§ **Article**

★ ★ ★

= Rouse number =

Non-dimensional number in fluid dynamics

The Rouse number (P or Z) is a non-dimensional number in fluid dynamics which is used to define a concentration profile of suspended sediment and which also determines how sediment will be transported in a flowing fluid. It is a ratio between the sediment fall velocity $w_s$ and the upwards velocity on the grain as a product of the von Kármán constant $\kappa$ and the shear velocity $u_*$.

$\mathrm{P} = \frac{w_s}{\kappa u_*}$

Occasionally the factor β is included before the von Kármán constant in the equation, which is a constant which correlates eddy viscosity to eddy diffusivity. This is generally taken to be equal to 1, and therefore is ignored in actual calculation. However, it should not be ignored when considering the full equation.

★ ★ ★

§ **Supplied entries**
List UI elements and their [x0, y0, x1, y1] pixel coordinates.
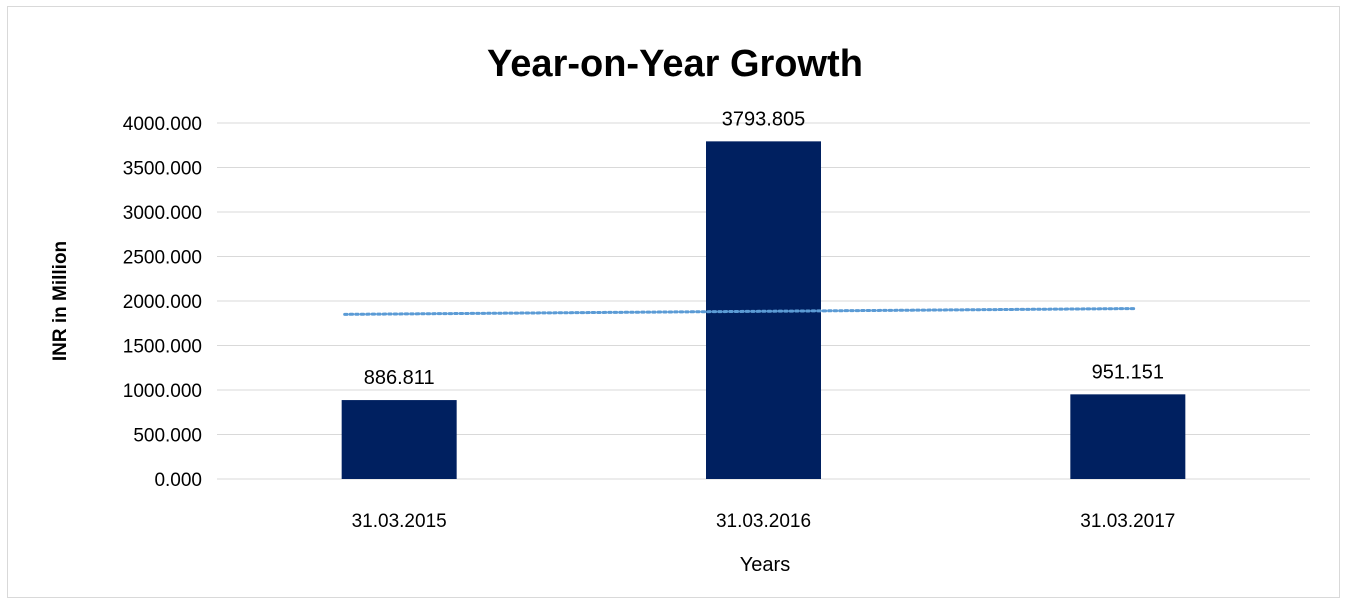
y-tick-label: 2000.000	[123, 292, 202, 313]
x-tick-label: 31.03.2015	[352, 511, 447, 532]
y-tick-label: 500.000	[133, 426, 202, 447]
trendline-line	[343, 307, 1136, 316]
chart-frame	[7, 6, 1340, 598]
trendline	[343, 307, 1136, 316]
x-axis-label: Years	[740, 554, 790, 576]
y-tick-label: 1500.000	[123, 337, 202, 358]
x-tick-label: 31.03.2016	[716, 511, 811, 532]
data-label: 3793.805	[722, 108, 805, 130]
y-tick-label: 3500.000	[123, 159, 202, 180]
y-tick-label: 4000.000	[123, 114, 202, 135]
y-axis-label: INR in Million	[50, 241, 71, 361]
y-tick-label: 2500.000	[123, 248, 202, 269]
y-tick-label: 1000.000	[123, 381, 202, 402]
data-labels: 886.811 3793.805 951.151	[364, 108, 1164, 389]
bar	[341, 400, 457, 479]
chart-title: Year-on-Year Growth	[487, 43, 863, 85]
bar	[1070, 394, 1186, 479]
data-label: 951.151	[1092, 361, 1164, 383]
data-label: 886.811	[364, 367, 435, 389]
y-tick-label: 0.000	[154, 470, 202, 491]
x-axis-ticks: 31.03.2015 31.03.2016 31.03.2017	[352, 511, 1176, 532]
y-tick-label: 3000.000	[123, 203, 202, 224]
x-tick-label: 31.03.2017	[1080, 511, 1175, 532]
y-axis-ticks: 0.000 500.000 1000.000 1500.000 2000.000 2500…	[123, 114, 202, 491]
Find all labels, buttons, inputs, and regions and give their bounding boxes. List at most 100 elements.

★ ★ ★

§ **Exercise tasks**
[A] In the Rouse number article, what value is the factor β generally taken to be?
[B] Echo the Rouse number article word for word, everything from "The Rouse number" down to "shear velocity $u_*$.".
[C] Write what follows the last sentence of the Rouse number article.
The items are separate material and are not part of the Rouse number article.

§ **Answer set**
[A] β is generally taken to be equal to 1.

[B]
The Rouse number (P or Z) is a non-dimensional number in fluid dynamics which is used to define a concentration profile of suspended sediment and which also determines how sediment will be transported in a flowing fluid. It is a ratio between the sediment fall velocity $w_s$ and the upwards velocity on the grain as a product of the von Kármán constant $\kappa$ and the shear velocity $u_*$.

[C]
$\mathrm{P} = \frac{\beta w_s}{ \kappa u_*}$

It is named after the American fluid dynamicist Hunter Rouse. It is a characteristic scale parameter in the Rouse Profile of suspended sediment concentration with depth in a flowing fluid. The concentration of suspended sediment with depth goes as the power of the negative Rouse number. It also is used to determine how the particles will move in the fluid. The required Rouse numbers for transport as bed load, suspended load, and wash load, are given below.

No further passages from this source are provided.